Given task
Repeat the listing in full, preserving every character.

— BEGIN Extracted data —

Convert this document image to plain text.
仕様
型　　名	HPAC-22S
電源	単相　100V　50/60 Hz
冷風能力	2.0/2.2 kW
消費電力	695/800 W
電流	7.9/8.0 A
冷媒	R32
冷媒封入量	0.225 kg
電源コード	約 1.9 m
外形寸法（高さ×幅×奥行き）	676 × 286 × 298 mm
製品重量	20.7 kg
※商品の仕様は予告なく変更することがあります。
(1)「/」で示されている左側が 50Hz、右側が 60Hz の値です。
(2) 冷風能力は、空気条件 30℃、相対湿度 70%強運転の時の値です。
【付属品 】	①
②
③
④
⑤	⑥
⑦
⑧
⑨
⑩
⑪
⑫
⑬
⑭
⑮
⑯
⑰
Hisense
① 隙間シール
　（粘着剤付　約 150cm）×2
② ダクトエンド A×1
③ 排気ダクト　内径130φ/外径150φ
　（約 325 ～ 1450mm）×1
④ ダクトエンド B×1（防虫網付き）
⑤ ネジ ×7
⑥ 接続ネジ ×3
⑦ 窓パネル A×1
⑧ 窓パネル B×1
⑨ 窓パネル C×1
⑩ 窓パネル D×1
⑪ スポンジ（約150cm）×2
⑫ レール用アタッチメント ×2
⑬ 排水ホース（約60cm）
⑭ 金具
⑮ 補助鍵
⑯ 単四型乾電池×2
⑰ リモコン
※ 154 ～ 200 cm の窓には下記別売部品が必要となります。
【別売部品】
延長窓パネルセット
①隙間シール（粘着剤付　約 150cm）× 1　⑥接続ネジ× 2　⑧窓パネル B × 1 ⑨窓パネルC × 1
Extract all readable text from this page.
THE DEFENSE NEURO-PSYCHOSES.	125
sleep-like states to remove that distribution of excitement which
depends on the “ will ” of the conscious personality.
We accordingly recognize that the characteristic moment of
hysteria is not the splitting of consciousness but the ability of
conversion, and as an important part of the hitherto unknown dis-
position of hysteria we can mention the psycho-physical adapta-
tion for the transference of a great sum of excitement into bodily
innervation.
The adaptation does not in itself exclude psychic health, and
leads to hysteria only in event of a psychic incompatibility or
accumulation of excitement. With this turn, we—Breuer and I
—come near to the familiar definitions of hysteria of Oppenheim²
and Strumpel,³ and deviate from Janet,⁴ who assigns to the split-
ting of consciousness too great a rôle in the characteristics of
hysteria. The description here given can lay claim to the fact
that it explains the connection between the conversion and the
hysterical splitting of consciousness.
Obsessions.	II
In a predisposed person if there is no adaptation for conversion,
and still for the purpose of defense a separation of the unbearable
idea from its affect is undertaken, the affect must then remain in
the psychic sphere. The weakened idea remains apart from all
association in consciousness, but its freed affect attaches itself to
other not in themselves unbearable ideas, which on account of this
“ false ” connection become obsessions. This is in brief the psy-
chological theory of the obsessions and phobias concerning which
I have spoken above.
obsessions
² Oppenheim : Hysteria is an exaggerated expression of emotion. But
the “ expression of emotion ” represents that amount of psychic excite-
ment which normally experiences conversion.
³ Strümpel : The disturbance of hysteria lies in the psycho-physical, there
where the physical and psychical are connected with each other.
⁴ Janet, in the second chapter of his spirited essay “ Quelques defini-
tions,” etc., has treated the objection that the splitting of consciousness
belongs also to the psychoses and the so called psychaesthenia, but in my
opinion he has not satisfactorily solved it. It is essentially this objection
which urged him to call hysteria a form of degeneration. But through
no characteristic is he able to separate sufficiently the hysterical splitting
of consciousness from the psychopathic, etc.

— END Extracted data —

Expected output
Convert this document image to plain text.
仕様
型　　名	HPAC-22S
電源	単相　100V　50/60 Hz
冷風能力	2.0/2.2 kW
消費電力	695/800 W
電流	7.9/8.0 A
冷媒	R32
冷媒封入量	0.225 kg
電源コード	約 1.9 m
外形寸法（高さ×幅×奥行き）	676 × 286 × 298 mm
製品重量	20.7 kg
※商品の仕様は予告なく変更することがあります。
(1)「/」で示されている左側が 50Hz、右側が 60Hz の値です。
(2) 冷風能力は、空気条件 30℃、相対湿度 70%強運転の時の値です。
【付属品 】	①
②
③
④
⑤	⑥
⑦
⑧
⑨
⑩
⑪
⑫
⑬
⑭
⑮
⑯
⑰
Hisense
① 隙間シール
　（粘着剤付　約 150cm）×2
② ダクトエンド A×1
③ 排気ダクト　内径130φ/外径150φ
　（約 325 ～ 1450mm）×1
④ ダクトエンド B×1（防虫網付き）
⑤ ネジ ×7
⑥ 接続ネジ ×3
⑦ 窓パネル A×1
⑧ 窓パネル B×1
⑨ 窓パネル C×1
⑩ 窓パネル D×1
⑪ スポンジ（約150cm）×2
⑫ レール用アタッチメント ×2
⑬ 排水ホース（約60cm）
⑭ 金具
⑮ 補助鍵
⑯ 単四型乾電池×2
⑰ リモコン
※ 154 ～ 200 cm の窓には下記別売部品が必要となります。
【別売部品】
延長窓パネルセット
①隙間シール（粘着剤付　約 150cm）× 1　⑥接続ネジ× 2　⑧窓パネル B × 1 ⑨窓パネルC × 1
Extract all readable text from this page.
THE DEFENSE NEURO-PSYCHOSES.	125
sleep-like states to remove that distribution of excitement which
depends on the “ will ” of the conscious personality.
We accordingly recognize that the characteristic moment of
hysteria is not the splitting of consciousness but the ability of
conversion, and as an important part of the hitherto unknown dis-
position of hysteria we can mention the psycho-physical adapta-
tion for the transference of a great sum of excitement into bodily
innervation.
The adaptation does not in itself exclude psychic health, and
leads to hysteria only in event of a psychic incompatibility or
accumulation of excitement. With this turn, we—Breuer and I
—come near to the familiar definitions of hysteria of Oppenheim²
and Strumpel,³ and deviate from Janet,⁴ who assigns to the split-
ting of consciousness too great a rôle in the characteristics of
hysteria. The description here given can lay claim to the fact
that it explains the connection between the conversion and the
hysterical splitting of consciousness.
Obsessions.	II
In a predisposed person if there is no adaptation for conversion,
and still for the purpose of defense a separation of the unbearable
idea from its affect is undertaken, the affect must then remain in
the psychic sphere. The weakened idea remains apart from all
association in consciousness, but its freed affect attaches itself to
other not in themselves unbearable ideas, which on account of this
“ false ” connection become obsessions. This is in brief the psy-
chological theory of the obsessions and phobias concerning which
I have spoken above.
obsessions
² Oppenheim : Hysteria is an exaggerated expression of emotion. But
the “ expression of emotion ” represents that amount of psychic excite-
ment which normally experiences conversion.
³ Strümpel : The disturbance of hysteria lies in the psycho-physical, there
where the physical and psychical are connected with each other.
⁴ Janet, in the second chapter of his spirited essay “ Quelques defini-
tions,” etc., has treated the objection that the splitting of consciousness
belongs also to the psychoses and the so called psychaesthenia, but in my
opinion he has not satisfactorily solved it. It is essentially this objection
which urged him to call hysteria a form of degeneration. But through
no characteristic is he able to separate sufficiently the hysterical splitting
of consciousness from the psychopathic, etc.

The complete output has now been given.